EXERCISE TASK. Below are records. Copy every line with "toán" in it.

(Data excerpts)
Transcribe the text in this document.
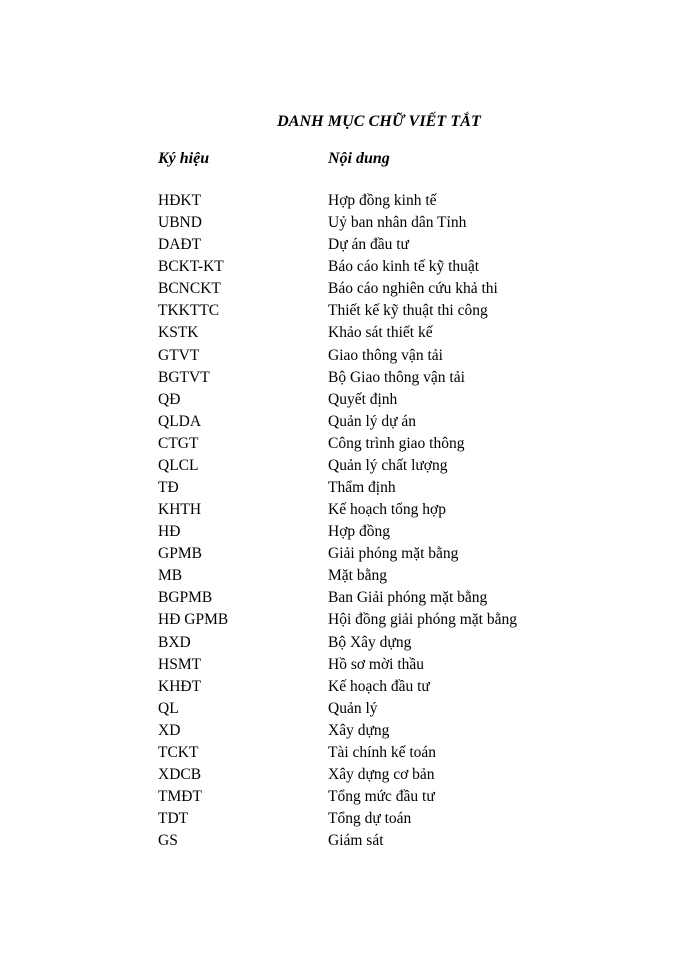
DANH MỤC CHỮ VIẾT TẮT
Ký hiệu	Nội dung
HĐKT	Hợp đồng kinh tế
UBND	Uỷ ban nhân dân Tỉnh
DAĐT	Dự án đầu tư
BCKT-KT	Báo cáo kinh tế kỹ thuật
BCNCKT	Báo cáo nghiên cứu khả thi
TKKTTC	Thiết kế kỹ thuật thi công
KSTK	Khảo sát thiết kế
GTVT	Giao thông vận tải
BGTVT	Bộ Giao thông vận tải
QĐ	Quyết định
QLDA	Quản lý dự án
CTGT	Công trình giao thông
QLCL	Quản lý chất lượng
TĐ	Thẩm định
KHTH	Kế hoạch tổng hợp
HĐ	Hợp đồng
GPMB	Giải phóng mặt bằng
MB	Mặt bằng
BGPMB	Ban Giải phóng mặt bằng
HĐ GPMB	Hội đồng giải phóng mặt bằng
BXD	Bộ Xây dựng
HSMT	Hồ sơ mời thầu
KHĐT	Kế hoạch đầu tư
QL	Quản lý
XD	Xây dựng
TCKT	Tài chính kế toán
XDCB	Xây dựng cơ bản
TMĐT	Tổng mức đầu tư
TDT	Tổng dự toán
GS	Giám sát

OUTPUT OF THE EXERCISE.
TCKT	Tài chính kế toán
TDT	Tổng dự toán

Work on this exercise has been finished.